• [Your objective]
Locate all lines in the data below that hold "username" and show them.

Collected data entries:
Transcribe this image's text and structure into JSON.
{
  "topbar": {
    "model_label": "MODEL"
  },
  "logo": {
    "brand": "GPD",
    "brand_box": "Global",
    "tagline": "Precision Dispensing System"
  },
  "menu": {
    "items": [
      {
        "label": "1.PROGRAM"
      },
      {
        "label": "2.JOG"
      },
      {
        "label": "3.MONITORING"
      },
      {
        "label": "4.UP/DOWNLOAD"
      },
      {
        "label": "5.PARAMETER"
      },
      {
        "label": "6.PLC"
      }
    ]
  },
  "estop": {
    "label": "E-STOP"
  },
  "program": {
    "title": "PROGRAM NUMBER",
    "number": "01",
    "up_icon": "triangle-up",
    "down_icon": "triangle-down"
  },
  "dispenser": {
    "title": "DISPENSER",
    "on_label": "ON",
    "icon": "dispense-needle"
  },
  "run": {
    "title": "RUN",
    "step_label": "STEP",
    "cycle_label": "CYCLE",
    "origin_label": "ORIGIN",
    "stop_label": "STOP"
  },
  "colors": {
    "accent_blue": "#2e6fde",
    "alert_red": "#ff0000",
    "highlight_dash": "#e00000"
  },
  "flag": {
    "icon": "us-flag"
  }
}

--

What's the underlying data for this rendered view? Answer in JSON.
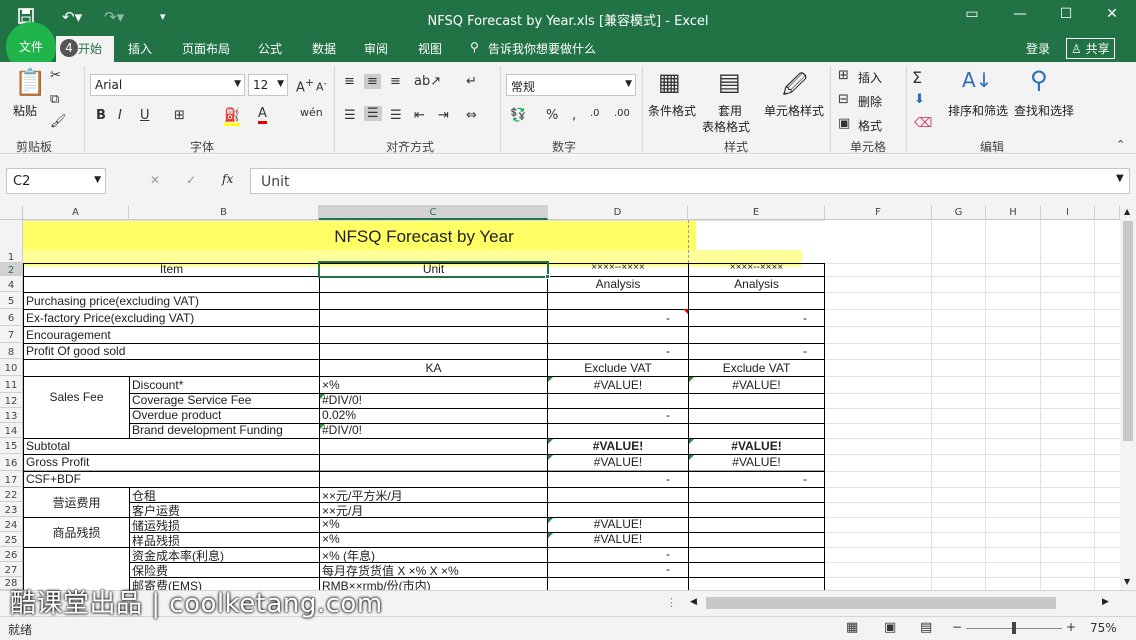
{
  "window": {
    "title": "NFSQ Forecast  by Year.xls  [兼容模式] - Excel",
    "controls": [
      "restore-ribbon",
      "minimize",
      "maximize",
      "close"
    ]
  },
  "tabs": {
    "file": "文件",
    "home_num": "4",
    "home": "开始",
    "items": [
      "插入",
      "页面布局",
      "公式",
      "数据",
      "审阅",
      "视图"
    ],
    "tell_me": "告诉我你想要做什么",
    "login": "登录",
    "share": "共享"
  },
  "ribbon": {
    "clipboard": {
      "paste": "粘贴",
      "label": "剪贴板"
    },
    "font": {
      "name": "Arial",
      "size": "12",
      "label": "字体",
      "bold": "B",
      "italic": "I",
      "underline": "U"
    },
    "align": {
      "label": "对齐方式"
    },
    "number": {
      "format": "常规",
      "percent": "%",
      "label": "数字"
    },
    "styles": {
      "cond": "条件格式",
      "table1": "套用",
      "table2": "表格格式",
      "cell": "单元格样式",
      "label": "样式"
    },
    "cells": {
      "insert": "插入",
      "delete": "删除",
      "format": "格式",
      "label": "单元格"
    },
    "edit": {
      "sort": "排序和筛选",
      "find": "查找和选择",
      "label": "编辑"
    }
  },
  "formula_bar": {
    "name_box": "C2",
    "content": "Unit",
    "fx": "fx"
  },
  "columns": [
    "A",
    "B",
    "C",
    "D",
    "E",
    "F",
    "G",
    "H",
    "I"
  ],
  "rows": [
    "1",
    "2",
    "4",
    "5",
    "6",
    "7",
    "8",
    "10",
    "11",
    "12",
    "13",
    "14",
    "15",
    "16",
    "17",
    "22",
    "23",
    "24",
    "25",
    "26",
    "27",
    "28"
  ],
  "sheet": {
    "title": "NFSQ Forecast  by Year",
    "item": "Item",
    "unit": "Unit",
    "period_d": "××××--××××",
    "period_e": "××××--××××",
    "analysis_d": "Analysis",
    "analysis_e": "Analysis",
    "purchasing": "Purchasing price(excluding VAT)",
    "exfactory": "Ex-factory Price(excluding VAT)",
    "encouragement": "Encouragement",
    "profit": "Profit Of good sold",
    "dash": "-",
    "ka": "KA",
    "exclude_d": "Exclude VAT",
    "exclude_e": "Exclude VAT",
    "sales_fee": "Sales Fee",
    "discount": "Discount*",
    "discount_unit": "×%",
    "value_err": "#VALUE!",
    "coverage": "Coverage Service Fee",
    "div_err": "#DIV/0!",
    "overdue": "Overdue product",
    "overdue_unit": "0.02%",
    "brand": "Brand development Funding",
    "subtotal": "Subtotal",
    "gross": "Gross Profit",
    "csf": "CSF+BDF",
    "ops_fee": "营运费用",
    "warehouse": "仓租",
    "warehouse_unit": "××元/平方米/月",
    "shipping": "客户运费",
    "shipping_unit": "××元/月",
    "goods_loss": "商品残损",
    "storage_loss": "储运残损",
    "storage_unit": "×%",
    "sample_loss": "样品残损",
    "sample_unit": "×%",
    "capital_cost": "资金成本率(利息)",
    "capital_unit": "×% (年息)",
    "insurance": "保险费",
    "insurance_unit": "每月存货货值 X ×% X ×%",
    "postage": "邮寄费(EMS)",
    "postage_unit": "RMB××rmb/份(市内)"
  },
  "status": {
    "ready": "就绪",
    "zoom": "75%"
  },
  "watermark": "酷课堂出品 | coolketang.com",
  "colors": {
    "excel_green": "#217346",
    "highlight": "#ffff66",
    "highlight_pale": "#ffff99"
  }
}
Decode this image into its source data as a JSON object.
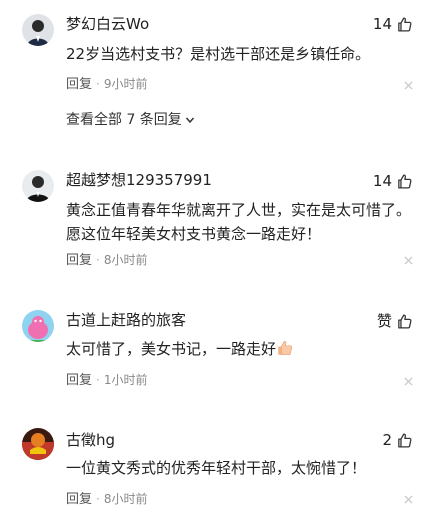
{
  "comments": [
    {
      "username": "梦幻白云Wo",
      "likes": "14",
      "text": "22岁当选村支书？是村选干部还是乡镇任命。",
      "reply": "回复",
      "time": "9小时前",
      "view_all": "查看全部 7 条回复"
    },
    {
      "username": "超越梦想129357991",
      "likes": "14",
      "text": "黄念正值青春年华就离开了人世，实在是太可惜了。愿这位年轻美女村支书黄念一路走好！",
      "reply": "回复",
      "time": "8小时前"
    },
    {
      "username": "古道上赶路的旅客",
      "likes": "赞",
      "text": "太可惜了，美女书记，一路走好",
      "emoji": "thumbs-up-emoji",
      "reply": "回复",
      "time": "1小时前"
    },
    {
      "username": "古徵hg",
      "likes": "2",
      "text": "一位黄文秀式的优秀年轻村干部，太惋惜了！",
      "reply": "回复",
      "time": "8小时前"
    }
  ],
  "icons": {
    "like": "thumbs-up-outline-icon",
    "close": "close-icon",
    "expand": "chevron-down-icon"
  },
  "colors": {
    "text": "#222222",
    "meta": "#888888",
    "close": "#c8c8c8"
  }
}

• [Solution]
      "username": "梦幻白云Wo",
      "username": "超越梦想129357991",
      "username": "古道上赶路的旅客",
      "username": "古徵hg",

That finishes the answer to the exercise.